• Task objective:
Work out how many lines in the entries below include the word "name". Give nothing but the number.

• The data:
(begin)

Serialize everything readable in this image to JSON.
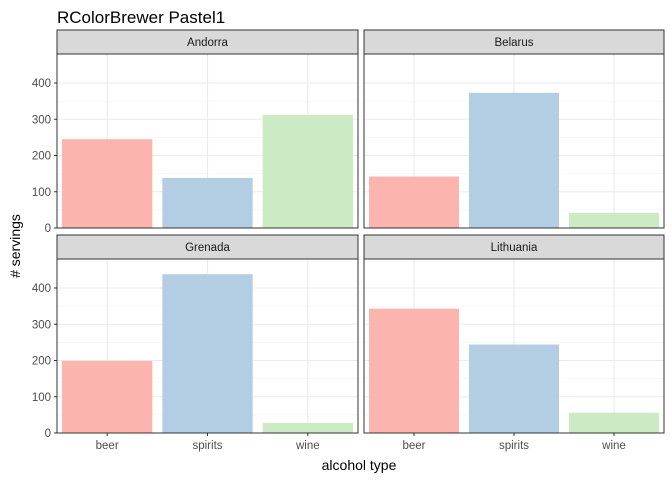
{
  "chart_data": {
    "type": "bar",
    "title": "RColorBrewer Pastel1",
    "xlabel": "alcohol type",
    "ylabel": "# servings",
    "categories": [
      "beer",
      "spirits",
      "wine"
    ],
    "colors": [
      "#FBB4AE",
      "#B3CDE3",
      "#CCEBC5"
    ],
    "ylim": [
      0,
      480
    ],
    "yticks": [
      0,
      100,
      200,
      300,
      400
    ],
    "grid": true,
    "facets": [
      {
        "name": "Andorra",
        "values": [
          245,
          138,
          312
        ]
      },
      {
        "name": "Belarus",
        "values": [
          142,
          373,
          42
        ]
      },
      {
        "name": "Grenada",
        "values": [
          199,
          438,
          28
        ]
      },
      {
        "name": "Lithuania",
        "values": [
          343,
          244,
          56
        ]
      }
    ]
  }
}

(end)

• Solved problem:
4